REQUIRED WORK:
Copy out the material below line for line, without changing anything, and leave out the pictures.

PROVIDED INFORMATION:
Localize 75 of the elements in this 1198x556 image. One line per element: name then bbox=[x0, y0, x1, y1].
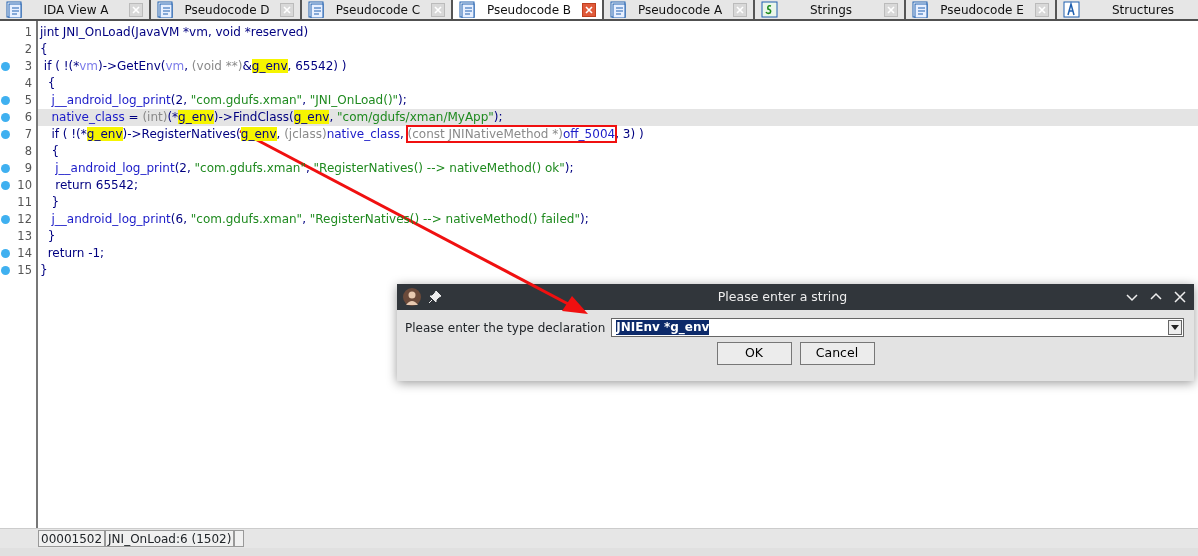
tab-label: Pseudocode E bbox=[939, 1, 1025, 19]
close-icon bbox=[433, 4, 443, 15]
code-line[interactable]: if ( !(*vm)->GetEnv(vm, (void **)&g_env, 65542) ) bbox=[38, 58, 1198, 75]
line-number: 6 bbox=[24, 110, 32, 124]
breakpoint-dot[interactable] bbox=[1, 62, 10, 71]
tab-label: Pseudocode A bbox=[636, 1, 724, 19]
line-number: 11 bbox=[17, 195, 32, 209]
document-icon bbox=[308, 1, 325, 18]
breakpoint-dot[interactable] bbox=[1, 215, 10, 224]
letter-a-icon bbox=[1063, 1, 1080, 18]
status-field: 00001502 bbox=[38, 530, 106, 547]
code-line[interactable]: { bbox=[38, 41, 1198, 58]
field-label: Please enter the type declaration bbox=[405, 319, 606, 337]
code-line[interactable]: } bbox=[38, 262, 1198, 279]
code-line[interactable]: return 65542; bbox=[38, 177, 1198, 194]
line-number: 10 bbox=[17, 178, 32, 192]
line-number: 9 bbox=[24, 161, 32, 175]
code-line[interactable]: j__android_log_print(2, "com.gdufs.xman", "RegisterNatives() --> nativeMethod() ok"); bbox=[38, 160, 1198, 177]
type-combobox[interactable]: JNIEnv *g_env bbox=[611, 318, 1184, 337]
line-number: 2 bbox=[24, 42, 32, 56]
breakpoint-dot[interactable] bbox=[1, 181, 10, 190]
tab-label: Structures bbox=[1110, 1, 1176, 19]
close-icon bbox=[131, 4, 141, 15]
tab-label: Pseudocode C bbox=[334, 1, 422, 19]
line-number: 8 bbox=[24, 144, 32, 158]
line-number: 1 bbox=[24, 25, 32, 39]
line-number: 5 bbox=[24, 93, 32, 107]
breakpoint-dot[interactable] bbox=[1, 249, 10, 258]
document-icon bbox=[610, 1, 627, 18]
breakpoint-dot[interactable] bbox=[1, 266, 10, 275]
line-number: 7 bbox=[24, 127, 32, 141]
close-icon bbox=[886, 4, 896, 15]
line-number: 3 bbox=[24, 59, 32, 73]
line-number: 15 bbox=[17, 263, 32, 277]
code-line[interactable]: jint JNI_OnLoad(JavaVM *vm, void *reserved) bbox=[38, 24, 1198, 41]
breakpoint-dot[interactable] bbox=[1, 113, 10, 122]
code-line[interactable]: { bbox=[38, 75, 1198, 92]
status-field: JNI_OnLoad:6 (1502) bbox=[105, 530, 235, 547]
breakpoint-dot[interactable] bbox=[1, 164, 10, 173]
caret-icon bbox=[1171, 324, 1179, 331]
avatar-icon bbox=[403, 288, 421, 306]
line-number: 13 bbox=[17, 229, 32, 243]
ok-button[interactable]: OK bbox=[716, 342, 792, 365]
tab-close-button[interactable] bbox=[582, 2, 596, 17]
breakpoint-dot[interactable] bbox=[1, 130, 10, 139]
dropdown-button[interactable] bbox=[1168, 320, 1182, 335]
cancel-button[interactable]: Cancel bbox=[799, 342, 875, 365]
dialog-title: Please enter a string bbox=[716, 287, 849, 306]
code-line[interactable]: { bbox=[38, 143, 1198, 160]
pin-icon[interactable] bbox=[429, 291, 441, 303]
code-line[interactable]: return -1; bbox=[38, 245, 1198, 262]
tab-label: Strings bbox=[808, 1, 854, 19]
document-icon bbox=[157, 1, 174, 18]
breakpoint-dot[interactable] bbox=[1, 96, 10, 105]
close-icon bbox=[584, 4, 594, 15]
close-icon bbox=[1172, 289, 1188, 305]
close-icon bbox=[282, 4, 292, 15]
code-line[interactable]: } bbox=[38, 194, 1198, 211]
line-number: 12 bbox=[17, 212, 32, 226]
code-line[interactable]: j__android_log_print(2, "com.gdufs.xman", "JNI_OnLoad()"); bbox=[38, 92, 1198, 109]
tab[interactable]: Pseudocode B bbox=[453, 0, 604, 19]
code-line[interactable]: } bbox=[38, 228, 1198, 245]
close-icon bbox=[735, 4, 745, 15]
selected-text[interactable]: JNIEnv *g_env bbox=[616, 320, 710, 335]
tab-label: IDA View A bbox=[42, 1, 110, 19]
strings-icon bbox=[761, 1, 778, 18]
tab-label: Pseudocode D bbox=[183, 1, 271, 19]
tab-label: Pseudocode B bbox=[485, 1, 573, 19]
document-icon bbox=[6, 1, 23, 18]
line-number: 14 bbox=[17, 246, 32, 260]
close-button[interactable] bbox=[1172, 289, 1188, 305]
line-number: 4 bbox=[24, 76, 32, 90]
document-icon bbox=[459, 1, 476, 18]
document-icon bbox=[912, 1, 929, 18]
close-icon bbox=[1037, 4, 1047, 15]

SOLUTION FOR THIS PROBLEM:
Localize 75 of the elements in this 1198x556 image. One line per element: name then bbox=[x0, y0, x1, y1].
tab-label: Pseudocode E bbox=[939, 1, 1025, 19]
close-icon bbox=[433, 4, 443, 15]
code-line[interactable]: if ( !(*vm)->GetEnv(vm, (void **)&g_env, 65542) ) bbox=[38, 58, 1198, 75]
line-number: 6 bbox=[24, 110, 32, 124]
breakpoint-dot[interactable] bbox=[1, 62, 10, 71]
tab-label: Pseudocode A bbox=[636, 1, 724, 19]
line-number: 11 bbox=[17, 195, 32, 209]
document-icon bbox=[308, 1, 325, 18]
breakpoint-dot[interactable] bbox=[1, 215, 10, 224]
letter-a-icon bbox=[1063, 1, 1080, 18]
status-field: 00001502 bbox=[38, 530, 106, 547]
code-line[interactable]: { bbox=[38, 41, 1198, 58]
field-label: Please enter the type declaration bbox=[405, 319, 606, 337]
code-line[interactable]: } bbox=[38, 262, 1198, 279]
code-line[interactable]: return 65542; bbox=[38, 177, 1198, 194]
line-number: 10 bbox=[17, 178, 32, 192]
line-number: 9 bbox=[24, 161, 32, 175]
code-line[interactable]: j__android_log_print(2, "com.gdufs.xman", "RegisterNatives() --> nativeMethod() ok"); bbox=[38, 160, 1198, 177]
type-combobox[interactable]: JNIEnv *g_env bbox=[611, 318, 1184, 337]
line-number: 2 bbox=[24, 42, 32, 56]
breakpoint-dot[interactable] bbox=[1, 181, 10, 190]
tab-label: Structures bbox=[1110, 1, 1176, 19]
close-icon bbox=[131, 4, 141, 15]
tab-label: Pseudocode C bbox=[334, 1, 422, 19]
line-number: 8 bbox=[24, 144, 32, 158]
line-number: 1 bbox=[24, 25, 32, 39]
line-number: 5 bbox=[24, 93, 32, 107]
breakpoint-dot[interactable] bbox=[1, 249, 10, 258]
document-icon bbox=[610, 1, 627, 18]
breakpoint-dot[interactable] bbox=[1, 266, 10, 275]
line-number: 7 bbox=[24, 127, 32, 141]
close-icon bbox=[886, 4, 896, 15]
line-number: 3 bbox=[24, 59, 32, 73]
line-number: 15 bbox=[17, 263, 32, 277]
code-line[interactable]: jint JNI_OnLoad(JavaVM *vm, void *reserved) bbox=[38, 24, 1198, 41]
breakpoint-dot[interactable] bbox=[1, 113, 10, 122]
code-line[interactable]: { bbox=[38, 75, 1198, 92]
status-field: JNI_OnLoad:6 (1502) bbox=[105, 530, 235, 547]
breakpoint-dot[interactable] bbox=[1, 164, 10, 173]
caret-icon bbox=[1171, 324, 1179, 331]
avatar-icon bbox=[403, 288, 421, 306]
line-number: 13 bbox=[17, 229, 32, 243]
ok-button[interactable]: OK bbox=[716, 342, 792, 365]
tab-close-button[interactable] bbox=[582, 2, 596, 17]
breakpoint-dot[interactable] bbox=[1, 130, 10, 139]
dropdown-button[interactable] bbox=[1168, 320, 1182, 335]
cancel-button[interactable]: Cancel bbox=[799, 342, 875, 365]
dialog-title: Please enter a string bbox=[716, 287, 849, 306]
code-line[interactable]: { bbox=[38, 143, 1198, 160]
pin-icon[interactable] bbox=[429, 291, 441, 303]
code-line[interactable]: return -1; bbox=[38, 245, 1198, 262]
tab-label: Strings bbox=[808, 1, 854, 19]
document-icon bbox=[157, 1, 174, 18]
breakpoint-dot[interactable] bbox=[1, 96, 10, 105]
close-icon bbox=[584, 4, 594, 15]
close-icon bbox=[1172, 289, 1188, 305]
close-icon bbox=[282, 4, 292, 15]
code-line[interactable]: } bbox=[38, 194, 1198, 211]
line-number: 12 bbox=[17, 212, 32, 226]
code-line[interactable]: j__android_log_print(2, "com.gdufs.xman", "JNI_OnLoad()"); bbox=[38, 92, 1198, 109]
tab[interactable]: Pseudocode B bbox=[453, 0, 604, 19]
code-line[interactable]: } bbox=[38, 228, 1198, 245]
close-icon bbox=[735, 4, 745, 15]
selected-text[interactable]: JNIEnv *g_env bbox=[616, 320, 710, 335]
tab-label: IDA View A bbox=[42, 1, 110, 19]
strings-icon bbox=[761, 1, 778, 18]
tab-label: Pseudocode D bbox=[183, 1, 271, 19]
tab-label: Pseudocode B bbox=[485, 1, 573, 19]
document-icon bbox=[6, 1, 23, 18]
line-number: 14 bbox=[17, 246, 32, 260]
close-button[interactable] bbox=[1172, 289, 1188, 305]
line-number: 4 bbox=[24, 76, 32, 90]
document-icon bbox=[459, 1, 476, 18]
document-icon bbox=[912, 1, 929, 18]
close-icon bbox=[1037, 4, 1047, 15]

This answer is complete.